— GIVEN INSTRUCTION —
Every record below should be printed exactly as given.

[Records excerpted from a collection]
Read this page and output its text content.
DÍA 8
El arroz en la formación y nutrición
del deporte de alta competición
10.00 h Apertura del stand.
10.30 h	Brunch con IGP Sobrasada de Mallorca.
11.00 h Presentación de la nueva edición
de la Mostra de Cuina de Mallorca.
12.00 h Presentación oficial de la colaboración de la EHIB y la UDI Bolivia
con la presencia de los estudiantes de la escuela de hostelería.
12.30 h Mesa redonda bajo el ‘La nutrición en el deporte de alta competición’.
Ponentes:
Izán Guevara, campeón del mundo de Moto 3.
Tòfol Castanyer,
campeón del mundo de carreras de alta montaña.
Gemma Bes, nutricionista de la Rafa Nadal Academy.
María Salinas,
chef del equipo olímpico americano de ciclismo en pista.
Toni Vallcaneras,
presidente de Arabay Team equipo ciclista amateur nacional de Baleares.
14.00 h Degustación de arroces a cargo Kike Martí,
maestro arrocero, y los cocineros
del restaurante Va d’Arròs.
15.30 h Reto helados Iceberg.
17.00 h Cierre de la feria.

— COMPLETE OUTPUT —
Read this page and output its text content.
DÍA 8
El arroz en la formación y nutrición
del deporte de alta competición
10.00 h Apertura del stand.
10.30 h	Brunch con IGP Sobrasada de Mallorca.
11.00 h Presentación de la nueva edición
de la Mostra de Cuina de Mallorca.
12.00 h Presentación oficial de la colaboración de la EHIB y la UDI Bolivia
con la presencia de los estudiantes de la escuela de hostelería.
12.30 h Mesa redonda bajo el ‘La nutrición en el deporte de alta competición’.
Ponentes:
Izán Guevara, campeón del mundo de Moto 3.
Tòfol Castanyer,
campeón del mundo de carreras de alta montaña.
Gemma Bes, nutricionista de la Rafa Nadal Academy.
María Salinas,
chef del equipo olímpico americano de ciclismo en pista.
Toni Vallcaneras,
presidente de Arabay Team equipo ciclista amateur nacional de Baleares.
14.00 h Degustación de arroces a cargo Kike Martí,
maestro arrocero, y los cocineros
del restaurante Va d’Arròs.
15.30 h Reto helados Iceberg.
17.00 h Cierre de la feria.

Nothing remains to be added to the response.